Your objective:
Output all lines exactly.

★ ★ ★

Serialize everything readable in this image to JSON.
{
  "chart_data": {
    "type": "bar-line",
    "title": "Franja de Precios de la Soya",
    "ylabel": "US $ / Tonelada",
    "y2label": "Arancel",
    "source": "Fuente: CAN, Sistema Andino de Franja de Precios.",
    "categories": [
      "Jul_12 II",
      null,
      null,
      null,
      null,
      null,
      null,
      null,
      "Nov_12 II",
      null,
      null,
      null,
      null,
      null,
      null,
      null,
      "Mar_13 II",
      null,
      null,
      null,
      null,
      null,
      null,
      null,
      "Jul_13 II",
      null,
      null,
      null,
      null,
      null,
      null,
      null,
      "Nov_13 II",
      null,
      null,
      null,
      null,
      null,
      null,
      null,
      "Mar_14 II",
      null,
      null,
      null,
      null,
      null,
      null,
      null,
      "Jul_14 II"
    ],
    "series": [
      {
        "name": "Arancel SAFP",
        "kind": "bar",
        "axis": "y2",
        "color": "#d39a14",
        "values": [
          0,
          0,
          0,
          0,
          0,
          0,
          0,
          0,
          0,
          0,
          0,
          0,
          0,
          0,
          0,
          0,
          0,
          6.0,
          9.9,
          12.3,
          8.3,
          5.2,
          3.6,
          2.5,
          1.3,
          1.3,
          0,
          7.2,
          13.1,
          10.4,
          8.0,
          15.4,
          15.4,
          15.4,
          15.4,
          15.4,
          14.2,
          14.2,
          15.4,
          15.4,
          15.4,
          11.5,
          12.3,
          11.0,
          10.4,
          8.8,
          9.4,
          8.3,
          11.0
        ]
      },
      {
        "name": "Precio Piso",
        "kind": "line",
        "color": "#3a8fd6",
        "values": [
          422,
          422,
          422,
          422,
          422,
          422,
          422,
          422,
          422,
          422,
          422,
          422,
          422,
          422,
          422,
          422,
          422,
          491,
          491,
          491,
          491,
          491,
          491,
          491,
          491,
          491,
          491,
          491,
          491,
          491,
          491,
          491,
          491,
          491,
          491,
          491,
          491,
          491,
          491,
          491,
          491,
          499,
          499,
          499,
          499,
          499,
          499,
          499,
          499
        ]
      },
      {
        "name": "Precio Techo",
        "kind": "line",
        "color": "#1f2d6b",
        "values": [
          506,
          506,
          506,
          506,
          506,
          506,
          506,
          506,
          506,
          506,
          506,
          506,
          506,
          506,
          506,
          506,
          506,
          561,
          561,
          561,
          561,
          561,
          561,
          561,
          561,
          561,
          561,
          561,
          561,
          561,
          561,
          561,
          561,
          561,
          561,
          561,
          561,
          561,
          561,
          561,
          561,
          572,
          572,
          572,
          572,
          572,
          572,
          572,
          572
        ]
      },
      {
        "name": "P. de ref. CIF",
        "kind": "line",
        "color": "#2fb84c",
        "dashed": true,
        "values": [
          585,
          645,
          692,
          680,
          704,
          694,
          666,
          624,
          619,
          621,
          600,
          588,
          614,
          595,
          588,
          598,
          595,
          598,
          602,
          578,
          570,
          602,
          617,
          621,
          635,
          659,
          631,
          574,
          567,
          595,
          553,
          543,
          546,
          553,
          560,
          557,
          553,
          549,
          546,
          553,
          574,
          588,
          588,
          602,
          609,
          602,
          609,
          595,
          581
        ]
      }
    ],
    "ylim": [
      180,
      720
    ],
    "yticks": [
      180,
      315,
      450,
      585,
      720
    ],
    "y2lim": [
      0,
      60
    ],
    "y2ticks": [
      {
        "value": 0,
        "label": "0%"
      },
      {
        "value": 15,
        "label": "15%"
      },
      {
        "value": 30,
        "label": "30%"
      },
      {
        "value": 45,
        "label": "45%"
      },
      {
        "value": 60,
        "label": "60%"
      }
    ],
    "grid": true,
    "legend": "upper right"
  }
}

★ ★ ★

Answer:
Serialize everything readable in this image to JSON.
{
  "chart_data": {
    "type": "bar-line",
    "title": "Franja de Precios de la Soya",
    "ylabel": "US $ / Tonelada",
    "y2label": "Arancel",
    "source": "Fuente: CAN, Sistema Andino de Franja de Precios.",
    "categories": [
      "Jul_12 II",
      null,
      null,
      null,
      null,
      null,
      null,
      null,
      "Nov_12 II",
      null,
      null,
      null,
      null,
      null,
      null,
      null,
      "Mar_13 II",
      null,
      null,
      null,
      null,
      null,
      null,
      null,
      "Jul_13 II",
      null,
      null,
      null,
      null,
      null,
      null,
      null,
      "Nov_13 II",
      null,
      null,
      null,
      null,
      null,
      null,
      null,
      "Mar_14 II",
      null,
      null,
      null,
      null,
      null,
      null,
      null,
      "Jul_14 II"
    ],
    "series": [
      {
        "name": "Arancel SAFP",
        "kind": "bar",
        "axis": "y2",
        "color": "#d39a14",
        "values": [
          0,
          0,
          0,
          0,
          0,
          0,
          0,
          0,
          0,
          0,
          0,
          0,
          0,
          0,
          0,
          0,
          0,
          6.0,
          9.9,
          12.3,
          8.3,
          5.2,
          3.6,
          2.5,
          1.3,
          1.3,
          0,
          7.2,
          13.1,
          10.4,
          8.0,
          15.4,
          15.4,
          15.4,
          15.4,
          15.4,
          14.2,
          14.2,
          15.4,
          15.4,
          15.4,
          11.5,
          12.3,
          11.0,
          10.4,
          8.8,
          9.4,
          8.3,
          11.0
        ]
      },
      {
        "name": "Precio Piso",
        "kind": "line",
        "color": "#3a8fd6",
        "values": [
          422,
          422,
          422,
          422,
          422,
          422,
          422,
          422,
          422,
          422,
          422,
          422,
          422,
          422,
          422,
          422,
          422,
          491,
          491,
          491,
          491,
          491,
          491,
          491,
          491,
          491,
          491,
          491,
          491,
          491,
          491,
          491,
          491,
          491,
          491,
          491,
          491,
          491,
          491,
          491,
          491,
          499,
          499,
          499,
          499,
          499,
          499,
          499,
          499
        ]
      },
      {
        "name": "Precio Techo",
        "kind": "line",
        "color": "#1f2d6b",
        "values": [
          506,
          506,
          506,
          506,
          506,
          506,
          506,
          506,
          506,
          506,
          506,
          506,
          506,
          506,
          506,
          506,
          506,
          561,
          561,
          561,
          561,
          561,
          561,
          561,
          561,
          561,
          561,
          561,
          561,
          561,
          561,
          561,
          561,
          561,
          561,
          561,
          561,
          561,
          561,
          561,
          561,
          572,
          572,
          572,
          572,
          572,
          572,
          572,
          572
        ]
      },
      {
        "name": "P. de ref. CIF",
        "kind": "line",
        "color": "#2fb84c",
        "dashed": true,
        "values": [
          585,
          645,
          692,
          680,
          704,
          694,
          666,
          624,
          619,
          621,
          600,
          588,
          614,
          595,
          588,
          598,
          595,
          598,
          602,
          578,
          570,
          602,
          617,
          621,
          635,
          659,
          631,
          574,
          567,
          595,
          553,
          543,
          546,
          553,
          560,
          557,
          553,
          549,
          546,
          553,
          574,
          588,
          588,
          602,
          609,
          602,
          609,
          595,
          581
        ]
      }
    ],
    "ylim": [
      180,
      720
    ],
    "yticks": [
      180,
      315,
      450,
      585,
      720
    ],
    "y2lim": [
      0,
      60
    ],
    "y2ticks": [
      {
        "value": 0,
        "label": "0%"
      },
      {
        "value": 15,
        "label": "15%"
      },
      {
        "value": 30,
        "label": "30%"
      },
      {
        "value": 45,
        "label": "45%"
      },
      {
        "value": 60,
        "label": "60%"
      }
    ],
    "grid": true,
    "legend": "upper right"
  }
}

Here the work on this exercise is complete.